The records are set out below this line. Return exactly the lines from the one containing "Transcribe this image's" through the last, and exclude the pictures.

Data entries:
□ □ □ □

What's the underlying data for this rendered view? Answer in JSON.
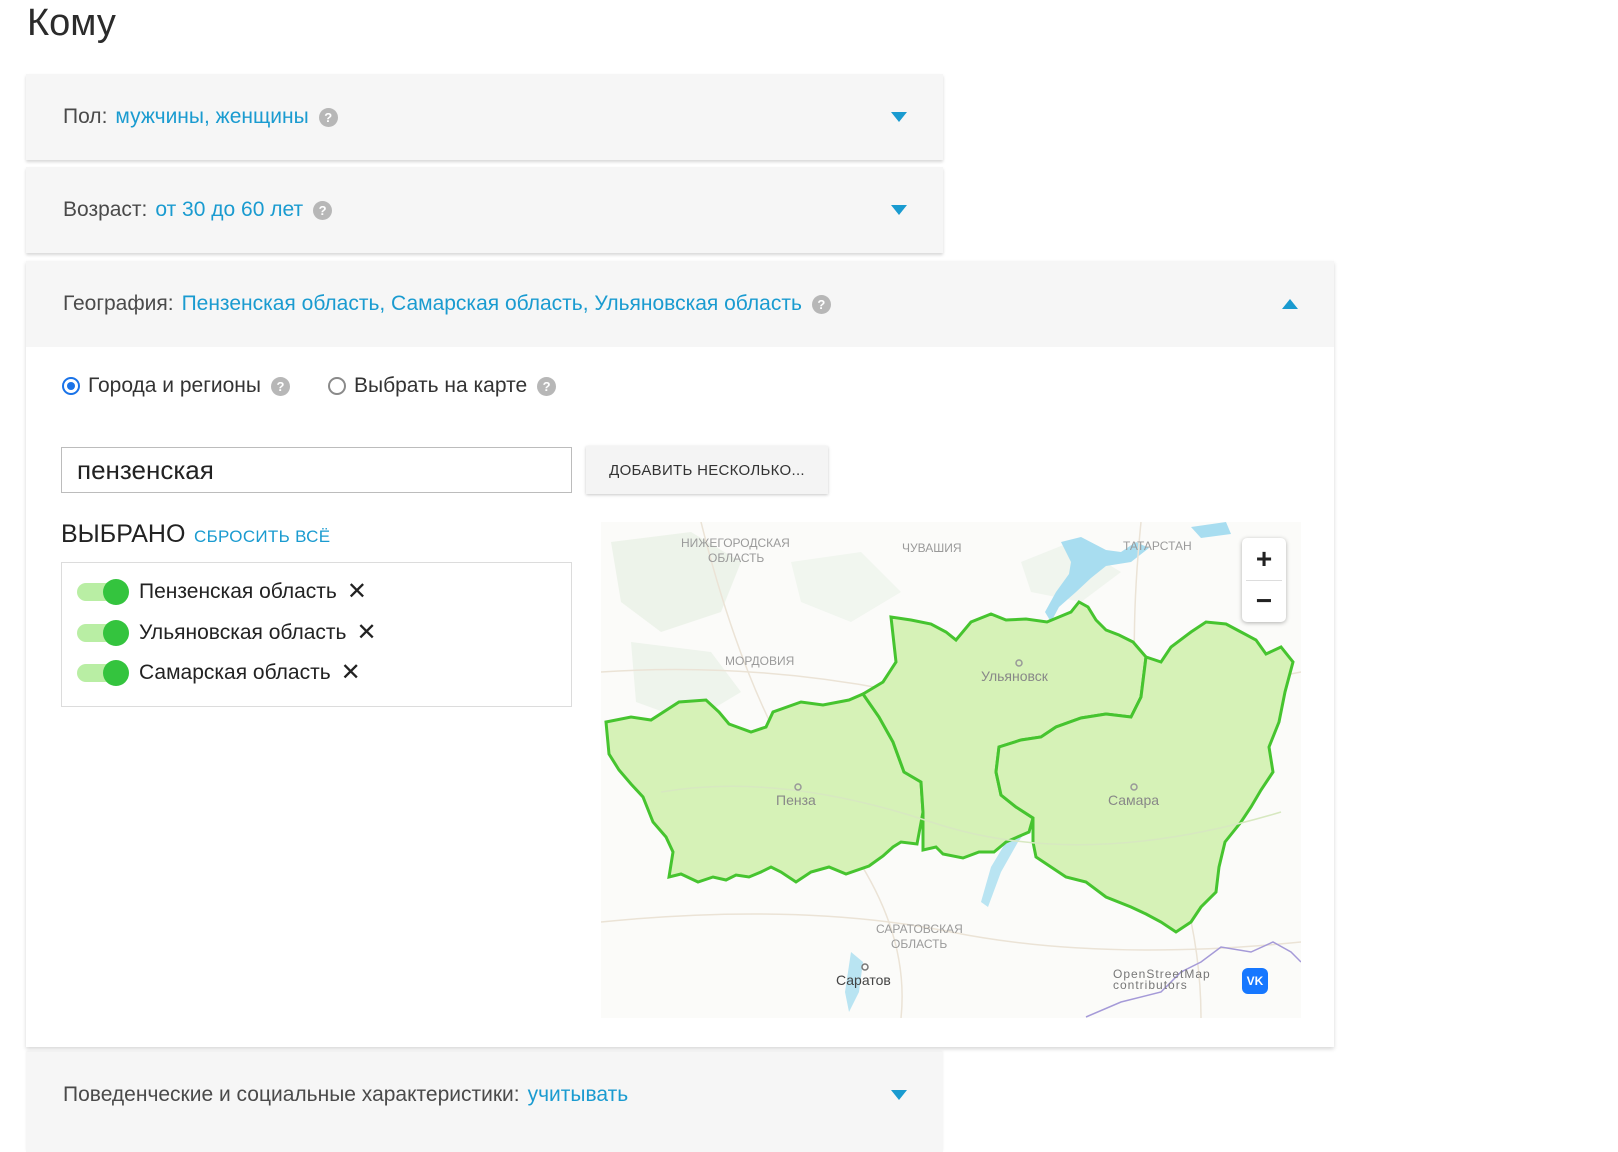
{
  "page": {
    "title": "Кому"
  },
  "gender": {
    "label": "Пол:",
    "value": "мужчины, женщины",
    "help": "?"
  },
  "age": {
    "label": "Возраст:",
    "value": "от 30 до 60 лет",
    "help": "?"
  },
  "geography": {
    "label": "География:",
    "value": "Пензенская область, Самарская область, Ульяновская область",
    "help": "?",
    "radio_options": [
      {
        "label": "Города и регионы",
        "selected": true
      },
      {
        "label": "Выбрать на карте",
        "selected": false
      }
    ],
    "search_value": "пензенская",
    "add_button": "ДОБАВИТЬ НЕСКОЛЬКО...",
    "selected_title": "ВЫБРАНО",
    "reset_link": "СБРОСИТЬ ВСЁ",
    "selected_regions": [
      {
        "name": "Пензенская область",
        "enabled": true
      },
      {
        "name": "Ульяновская область",
        "enabled": true
      },
      {
        "name": "Самарская область",
        "enabled": true
      }
    ],
    "map": {
      "zoom_in": "+",
      "zoom_out": "−",
      "labels": [
        "НИЖЕГОРОДСКАЯ",
        "ОБЛАСТЬ",
        "ЧУВАШИЯ",
        "ТАТАРСТАН",
        "МОРДОВИЯ",
        "Ульяновск",
        "Пенза",
        "Самара",
        "САРАТОВСКАЯ",
        "ОБЛАСТЬ",
        "Саратов"
      ],
      "attribution_line1": "OpenStreetMap",
      "attribution_line2": "contributors",
      "vk_badge": "VK",
      "highlight_color": "#d6f2b7",
      "border_color": "#46c42f"
    }
  },
  "behavior": {
    "label": "Поведенческие и социальные характеристики:",
    "value": "учитывать"
  },
  "colors": {
    "link": "#1a9bd0",
    "toggle_on": "#34c43e",
    "radio_on": "#1a73e8"
  }
}
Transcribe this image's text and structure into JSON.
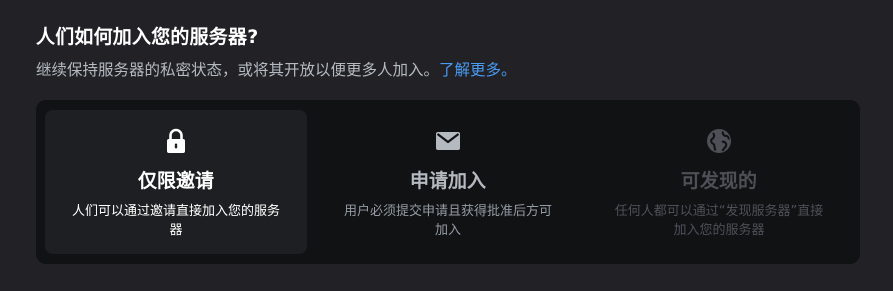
{
  "header": {
    "title": "人们如何加入您的服务器?",
    "subtitle": "继续保持服务器的私密状态，或将其开放以便更多人加入。",
    "learn_more": "了解更多。"
  },
  "options": [
    {
      "icon": "lock-icon",
      "title": "仅限邀请",
      "description": "人们可以通过邀请直接加入您的服务器",
      "state": "selected"
    },
    {
      "icon": "envelope-icon",
      "title": "申请加入",
      "description": "用户必须提交申请且获得批准后方可加入",
      "state": "enabled"
    },
    {
      "icon": "globe-icon",
      "title": "可发现的",
      "description": "任何人都可以通过“发现服务器”直接加入您的服务器",
      "state": "disabled"
    }
  ],
  "colors": {
    "background": "#212126",
    "panel": "#111214",
    "selected_card": "#1e1f22",
    "link": "#4a9bf2",
    "disabled": "#4e5058"
  }
}
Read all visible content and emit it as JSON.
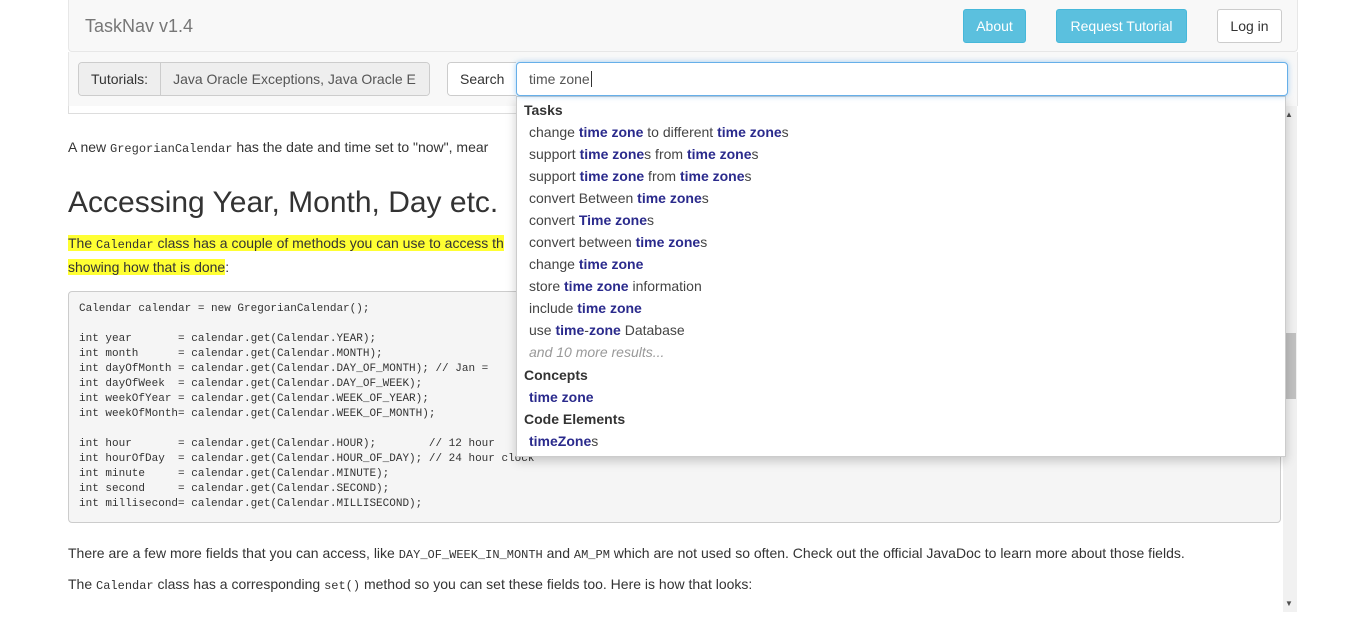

□ □ □ □

#### [SOLUTION BELOW]
Transcribe this image's text and structure into JSON.
{
  "header": {
    "title": "人们如何加入您的服务器?",
    "subtitle": "继续保持服务器的私密状态，或将其开放以便更多人加入。",
    "learn_more": "了解更多。"
  },
  "options": [
    {
      "icon": "lock-icon",
      "title": "仅限邀请",
      "description": "人们可以通过邀请直接加入您的服务器",
      "state": "selected"
    },
    {
      "icon": "envelope-icon",
      "title": "申请加入",
      "description": "用户必须提交申请且获得批准后方可加入",
      "state": "enabled"
    },
    {
      "icon": "globe-icon",
      "title": "可发现的",
      "description": "任何人都可以通过“发现服务器”直接加入您的服务器",
      "state": "disabled"
    }
  ],
  "colors": {
    "background": "#212126",
    "panel": "#111214",
    "selected_card": "#1e1f22",
    "link": "#4a9bf2",
    "disabled": "#4e5058"
  }
}
Read all visible content and emit it as JSON.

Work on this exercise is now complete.